## REQUIRED TASK
Give, as a bare number, the count of lines that contain the word "VSPI".

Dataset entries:
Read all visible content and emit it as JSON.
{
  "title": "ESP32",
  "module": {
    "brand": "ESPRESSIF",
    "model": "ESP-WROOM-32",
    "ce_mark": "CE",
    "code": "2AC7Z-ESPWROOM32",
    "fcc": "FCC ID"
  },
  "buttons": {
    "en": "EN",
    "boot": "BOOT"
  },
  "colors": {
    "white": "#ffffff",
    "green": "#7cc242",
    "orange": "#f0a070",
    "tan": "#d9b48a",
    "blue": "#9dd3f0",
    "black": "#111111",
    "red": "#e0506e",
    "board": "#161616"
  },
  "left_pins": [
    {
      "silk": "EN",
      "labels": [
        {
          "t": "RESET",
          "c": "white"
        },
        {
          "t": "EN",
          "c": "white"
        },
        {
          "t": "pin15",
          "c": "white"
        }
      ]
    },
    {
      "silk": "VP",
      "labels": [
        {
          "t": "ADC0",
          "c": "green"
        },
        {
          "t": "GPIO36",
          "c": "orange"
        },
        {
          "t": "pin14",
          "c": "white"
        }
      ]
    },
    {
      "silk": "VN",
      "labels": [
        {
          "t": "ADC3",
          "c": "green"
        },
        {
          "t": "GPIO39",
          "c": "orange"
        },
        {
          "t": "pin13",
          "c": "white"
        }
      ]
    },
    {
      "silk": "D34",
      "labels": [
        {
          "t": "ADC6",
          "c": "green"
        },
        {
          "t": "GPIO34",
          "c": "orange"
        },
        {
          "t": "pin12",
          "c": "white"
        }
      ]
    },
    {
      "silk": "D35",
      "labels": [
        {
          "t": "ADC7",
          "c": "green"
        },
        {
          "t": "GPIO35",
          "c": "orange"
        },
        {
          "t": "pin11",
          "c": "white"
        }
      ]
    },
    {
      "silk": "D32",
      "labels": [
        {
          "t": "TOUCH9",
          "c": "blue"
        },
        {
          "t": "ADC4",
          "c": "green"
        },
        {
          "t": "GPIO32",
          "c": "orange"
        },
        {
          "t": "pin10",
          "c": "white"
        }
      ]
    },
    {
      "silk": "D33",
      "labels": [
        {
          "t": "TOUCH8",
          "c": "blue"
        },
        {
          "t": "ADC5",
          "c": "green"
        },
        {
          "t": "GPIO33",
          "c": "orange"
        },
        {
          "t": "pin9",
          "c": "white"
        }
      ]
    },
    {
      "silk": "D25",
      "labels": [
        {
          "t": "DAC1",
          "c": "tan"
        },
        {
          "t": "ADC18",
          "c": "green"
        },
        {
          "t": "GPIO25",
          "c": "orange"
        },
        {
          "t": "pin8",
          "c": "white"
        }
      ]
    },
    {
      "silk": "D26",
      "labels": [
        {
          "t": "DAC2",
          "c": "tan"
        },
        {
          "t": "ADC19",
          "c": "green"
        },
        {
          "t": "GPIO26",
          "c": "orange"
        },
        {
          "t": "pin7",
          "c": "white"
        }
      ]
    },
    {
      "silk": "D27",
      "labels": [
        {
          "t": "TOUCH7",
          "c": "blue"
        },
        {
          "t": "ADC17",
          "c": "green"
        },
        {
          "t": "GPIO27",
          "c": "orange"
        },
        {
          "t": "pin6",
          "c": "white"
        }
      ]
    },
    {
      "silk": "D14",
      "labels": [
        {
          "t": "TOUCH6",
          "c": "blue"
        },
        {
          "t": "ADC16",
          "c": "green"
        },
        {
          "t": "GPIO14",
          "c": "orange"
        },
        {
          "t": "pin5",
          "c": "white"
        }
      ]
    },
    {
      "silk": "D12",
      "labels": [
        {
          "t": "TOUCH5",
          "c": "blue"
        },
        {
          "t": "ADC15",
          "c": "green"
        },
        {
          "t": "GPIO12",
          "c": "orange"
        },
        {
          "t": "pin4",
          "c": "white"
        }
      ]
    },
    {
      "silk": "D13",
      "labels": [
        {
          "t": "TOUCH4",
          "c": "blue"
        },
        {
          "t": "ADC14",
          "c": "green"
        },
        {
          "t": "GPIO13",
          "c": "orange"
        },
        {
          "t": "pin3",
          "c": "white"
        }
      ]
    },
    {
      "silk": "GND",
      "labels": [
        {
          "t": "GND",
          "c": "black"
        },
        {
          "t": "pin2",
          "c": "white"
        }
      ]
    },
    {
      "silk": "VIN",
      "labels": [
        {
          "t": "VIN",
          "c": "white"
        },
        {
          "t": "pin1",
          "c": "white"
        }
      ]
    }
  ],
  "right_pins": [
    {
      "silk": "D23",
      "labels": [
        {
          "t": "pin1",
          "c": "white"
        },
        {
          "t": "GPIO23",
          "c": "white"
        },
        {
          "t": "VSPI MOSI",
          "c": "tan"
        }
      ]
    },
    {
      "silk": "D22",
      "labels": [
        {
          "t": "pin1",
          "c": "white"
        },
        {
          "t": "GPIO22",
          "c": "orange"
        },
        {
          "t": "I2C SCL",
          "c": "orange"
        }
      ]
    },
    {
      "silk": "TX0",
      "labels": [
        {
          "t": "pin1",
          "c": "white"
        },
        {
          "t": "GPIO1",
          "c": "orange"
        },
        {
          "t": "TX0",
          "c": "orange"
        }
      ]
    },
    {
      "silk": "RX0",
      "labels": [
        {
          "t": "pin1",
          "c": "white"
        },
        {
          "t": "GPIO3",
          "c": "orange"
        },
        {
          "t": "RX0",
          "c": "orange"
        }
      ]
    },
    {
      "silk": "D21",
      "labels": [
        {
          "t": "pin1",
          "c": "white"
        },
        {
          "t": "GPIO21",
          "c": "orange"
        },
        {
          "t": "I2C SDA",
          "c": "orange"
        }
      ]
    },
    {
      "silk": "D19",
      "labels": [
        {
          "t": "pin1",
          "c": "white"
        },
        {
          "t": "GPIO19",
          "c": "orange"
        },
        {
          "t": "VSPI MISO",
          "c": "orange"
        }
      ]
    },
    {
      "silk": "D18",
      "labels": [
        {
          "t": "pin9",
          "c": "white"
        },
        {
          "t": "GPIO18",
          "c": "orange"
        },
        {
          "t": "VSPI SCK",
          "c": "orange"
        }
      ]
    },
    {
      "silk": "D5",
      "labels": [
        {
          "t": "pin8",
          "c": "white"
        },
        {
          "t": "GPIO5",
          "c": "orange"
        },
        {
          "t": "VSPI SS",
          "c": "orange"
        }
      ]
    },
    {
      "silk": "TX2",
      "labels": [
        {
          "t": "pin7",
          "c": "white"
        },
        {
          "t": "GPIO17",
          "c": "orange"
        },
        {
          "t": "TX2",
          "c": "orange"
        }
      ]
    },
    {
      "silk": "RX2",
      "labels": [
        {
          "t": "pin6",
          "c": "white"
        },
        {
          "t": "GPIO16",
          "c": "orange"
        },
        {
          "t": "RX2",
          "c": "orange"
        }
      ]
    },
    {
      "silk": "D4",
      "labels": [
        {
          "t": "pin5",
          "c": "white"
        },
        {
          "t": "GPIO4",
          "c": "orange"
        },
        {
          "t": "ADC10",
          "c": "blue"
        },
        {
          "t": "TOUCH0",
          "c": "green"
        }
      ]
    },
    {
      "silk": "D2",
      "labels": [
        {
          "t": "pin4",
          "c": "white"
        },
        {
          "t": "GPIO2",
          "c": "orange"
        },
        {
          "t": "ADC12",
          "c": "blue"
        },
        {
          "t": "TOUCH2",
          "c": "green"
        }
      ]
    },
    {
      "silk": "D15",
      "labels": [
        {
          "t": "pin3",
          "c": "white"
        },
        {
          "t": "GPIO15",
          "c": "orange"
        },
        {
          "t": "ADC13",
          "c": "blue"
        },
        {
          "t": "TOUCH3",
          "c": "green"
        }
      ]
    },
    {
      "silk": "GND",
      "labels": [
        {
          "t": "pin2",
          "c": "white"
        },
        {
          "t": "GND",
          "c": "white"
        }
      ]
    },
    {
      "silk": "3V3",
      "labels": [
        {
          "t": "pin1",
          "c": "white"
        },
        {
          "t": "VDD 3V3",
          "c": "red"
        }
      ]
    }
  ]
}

## FULL RESPONSE
4